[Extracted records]
____________
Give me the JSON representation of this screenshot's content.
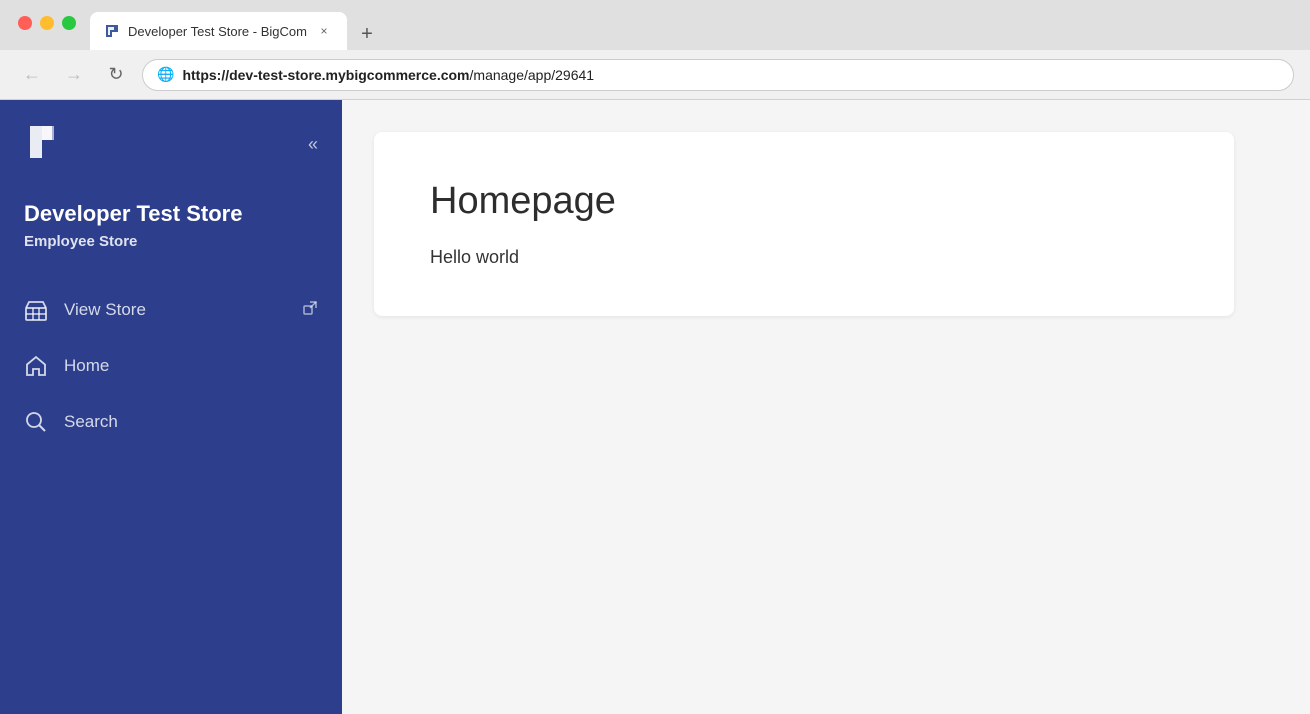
{
  "browser": {
    "tab_title": "Developer Test Store - BigCom",
    "tab_close_label": "×",
    "tab_new_label": "+",
    "url": "https://dev-test-store.mybigcommerce.com/manage/app/29641",
    "url_bold_part": "https://dev-test-store.mybigcommerce.com",
    "url_rest": "/manage/app/29641"
  },
  "nav": {
    "back_label": "←",
    "forward_label": "→",
    "reload_label": "↻"
  },
  "sidebar": {
    "logo_alt": "BigCommerce",
    "collapse_label": "«",
    "store_name": "Developer Test Store",
    "store_type": "Employee Store",
    "nav_items": [
      {
        "id": "view-store",
        "label": "View Store",
        "icon": "store",
        "external": true
      },
      {
        "id": "home",
        "label": "Home",
        "icon": "home"
      },
      {
        "id": "search",
        "label": "Search",
        "icon": "search"
      }
    ]
  },
  "main": {
    "card_title": "Homepage",
    "card_body": "Hello world"
  }
}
____________
◆ The request
Without the pictures, transcribe the listing above exactly.

◆ Result
Give me the JSON representation of this screenshot's content.
{
  "browser": {
    "tab_title": "Developer Test Store - BigCom",
    "tab_close_label": "×",
    "tab_new_label": "+",
    "url": "https://dev-test-store.mybigcommerce.com/manage/app/29641",
    "url_bold_part": "https://dev-test-store.mybigcommerce.com",
    "url_rest": "/manage/app/29641"
  },
  "nav": {
    "back_label": "←",
    "forward_label": "→",
    "reload_label": "↻"
  },
  "sidebar": {
    "logo_alt": "BigCommerce",
    "collapse_label": "«",
    "store_name": "Developer Test Store",
    "store_type": "Employee Store",
    "nav_items": [
      {
        "id": "view-store",
        "label": "View Store",
        "icon": "store",
        "external": true
      },
      {
        "id": "home",
        "label": "Home",
        "icon": "home"
      },
      {
        "id": "search",
        "label": "Search",
        "icon": "search"
      }
    ]
  },
  "main": {
    "card_title": "Homepage",
    "card_body": "Hello world"
  }
}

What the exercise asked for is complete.